Short exercise: Quote the data below in full, please, without altering anything.
───── Data provided ─────
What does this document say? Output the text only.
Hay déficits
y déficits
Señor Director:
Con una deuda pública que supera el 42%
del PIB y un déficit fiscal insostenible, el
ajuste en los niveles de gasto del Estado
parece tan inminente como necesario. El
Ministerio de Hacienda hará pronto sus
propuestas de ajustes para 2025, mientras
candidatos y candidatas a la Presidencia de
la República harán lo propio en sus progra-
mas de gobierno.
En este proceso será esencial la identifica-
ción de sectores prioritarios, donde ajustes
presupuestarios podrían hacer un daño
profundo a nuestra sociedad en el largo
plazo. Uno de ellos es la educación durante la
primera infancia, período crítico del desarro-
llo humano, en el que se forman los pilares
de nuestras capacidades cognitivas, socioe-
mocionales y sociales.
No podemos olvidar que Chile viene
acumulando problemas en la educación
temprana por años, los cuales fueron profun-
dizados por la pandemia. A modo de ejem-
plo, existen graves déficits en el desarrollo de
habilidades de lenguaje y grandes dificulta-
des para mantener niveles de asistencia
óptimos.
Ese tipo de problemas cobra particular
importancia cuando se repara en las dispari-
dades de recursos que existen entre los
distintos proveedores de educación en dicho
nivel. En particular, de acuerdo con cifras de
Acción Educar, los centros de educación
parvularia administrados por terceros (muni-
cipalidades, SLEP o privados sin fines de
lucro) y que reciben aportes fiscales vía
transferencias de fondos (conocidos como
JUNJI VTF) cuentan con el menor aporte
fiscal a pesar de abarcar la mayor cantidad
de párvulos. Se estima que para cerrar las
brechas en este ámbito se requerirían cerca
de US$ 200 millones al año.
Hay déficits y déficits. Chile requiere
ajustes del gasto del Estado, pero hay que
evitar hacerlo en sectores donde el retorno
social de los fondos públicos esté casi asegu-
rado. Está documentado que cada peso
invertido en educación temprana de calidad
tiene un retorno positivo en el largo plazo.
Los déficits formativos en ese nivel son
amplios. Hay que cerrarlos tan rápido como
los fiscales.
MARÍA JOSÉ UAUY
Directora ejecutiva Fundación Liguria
─────
Result:
What does this document say? Output the text only.
Hay déficits
y déficits
Señor Director:
Con una deuda pública que supera el 42%
del PIB y un déficit fiscal insostenible, el
ajuste en los niveles de gasto del Estado
parece tan inminente como necesario. El
Ministerio de Hacienda hará pronto sus
propuestas de ajustes para 2025, mientras
candidatos y candidatas a la Presidencia de
la República harán lo propio en sus progra-
mas de gobierno.
En este proceso será esencial la identifica-
ción de sectores prioritarios, donde ajustes
presupuestarios podrían hacer un daño
profundo a nuestra sociedad en el largo
plazo. Uno de ellos es la educación durante la
primera infancia, período crítico del desarro-
llo humano, en el que se forman los pilares
de nuestras capacidades cognitivas, socioe-
mocionales y sociales.
No podemos olvidar que Chile viene
acumulando problemas en la educación
temprana por años, los cuales fueron profun-
dizados por la pandemia. A modo de ejem-
plo, existen graves déficits en el desarrollo de
habilidades de lenguaje y grandes dificulta-
des para mantener niveles de asistencia
óptimos.
Ese tipo de problemas cobra particular
importancia cuando se repara en las dispari-
dades de recursos que existen entre los
distintos proveedores de educación en dicho
nivel. En particular, de acuerdo con cifras de
Acción Educar, los centros de educación
parvularia administrados por terceros (muni-
cipalidades, SLEP o privados sin fines de
lucro) y que reciben aportes fiscales vía
transferencias de fondos (conocidos como
JUNJI VTF) cuentan con el menor aporte
fiscal a pesar de abarcar la mayor cantidad
de párvulos. Se estima que para cerrar las
brechas en este ámbito se requerirían cerca
de US$ 200 millones al año.
Hay déficits y déficits. Chile requiere
ajustes del gasto del Estado, pero hay que
evitar hacerlo en sectores donde el retorno
social de los fondos públicos esté casi asegu-
rado. Está documentado que cada peso
invertido en educación temprana de calidad
tiene un retorno positivo en el largo plazo.
Los déficits formativos en ese nivel son
amplios. Hay que cerrarlos tan rápido como
los fiscales.
MARÍA JOSÉ UAUY
Directora ejecutiva Fundación Liguria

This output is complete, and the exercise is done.